* start *

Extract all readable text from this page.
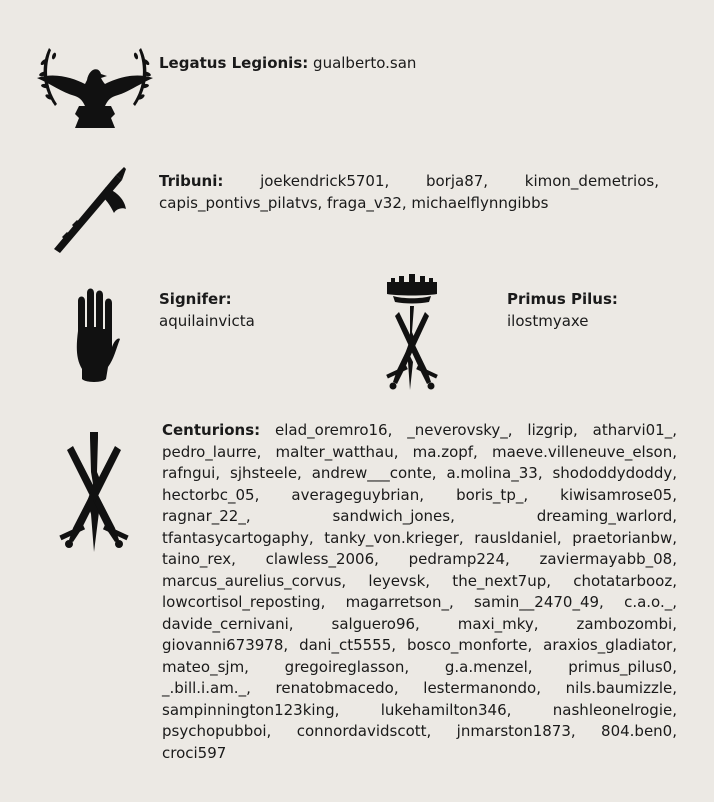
Legatus Legionis: gualberto.san
Tribuni: joekendrick5701, borja87, kimon_demetrios, capis_pontivs_pilatvs, fraga_v32, michaelflynngibbs
Signifer:
aquilainvicta
Primus Pilus:
ilostmyaxe
Centurions: elad_oremro16, _neverovsky_, lizgrip, atharvi01_, pedro_laurre, malter_watthau, ma.zopf, maeve.villeneuve_elson, rafngui, sjhsteele, andrew___conte, a.molina_33, shododdydoddy, hectorbc_05, averageguybrian, boris_tp_, kiwisamrose05, ragnar_22_, sandwich_jones, dreaming_warlord, tfantasycartogaphy, tanky_von.krieger, rausldaniel, praetorianbw, taino_rex, clawless_2006, pedramp224, zaviermayabb_08, marcus_aurelius_corvus, leyevsk, the_next7up, chotatarbooz, lowcortisol_reposting, magarretson_, samin__2470_49, c.a.o._, davide_cernivani, salguero96, maxi_mky, zambozombi, giovanni673978, dani_ct5555, bosco_monforte, araxios_gladiator, mateo_sjm, gregoireglasson, g.a.menzel, primus_pilus0, _.bill.i.am._, renatobmacedo, lestermanondo, nils.baumizzle, sampinnington123king, lukehamilton346, nashleonelrogie, psychopubboi, connordavidscott, jnmarston1873, 804.ben0, croci597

* end *

PROBLEM STATEMENT:
Leave out all images, then reproduce the entries above exactly.

FULL OUTPUT:
Extract all readable text from this page.
Legatus Legionis: gualberto.san
Tribuni: joekendrick5701, borja87, kimon_demetrios, capis_pontivs_pilatvs, fraga_v32, michaelflynngibbs
Signifer:
aquilainvicta
Primus Pilus:
ilostmyaxe
Centurions: elad_oremro16, _neverovsky_, lizgrip, atharvi01_, pedro_laurre, malter_watthau, ma.zopf, maeve.villeneuve_elson, rafngui, sjhsteele, andrew___conte, a.molina_33, shododdydoddy, hectorbc_05, averageguybrian, boris_tp_, kiwisamrose05, ragnar_22_, sandwich_jones, dreaming_warlord, tfantasycartogaphy, tanky_von.krieger, rausldaniel, praetorianbw, taino_rex, clawless_2006, pedramp224, zaviermayabb_08, marcus_aurelius_corvus, leyevsk, the_next7up, chotatarbooz, lowcortisol_reposting, magarretson_, samin__2470_49, c.a.o._, davide_cernivani, salguero96, maxi_mky, zambozombi, giovanni673978, dani_ct5555, bosco_monforte, araxios_gladiator, mateo_sjm, gregoireglasson, g.a.menzel, primus_pilus0, _.bill.i.am._, renatobmacedo, lestermanondo, nils.baumizzle, sampinnington123king, lukehamilton346, nashleonelrogie, psychopubboi, connordavidscott, jnmarston1873, 804.ben0, croci597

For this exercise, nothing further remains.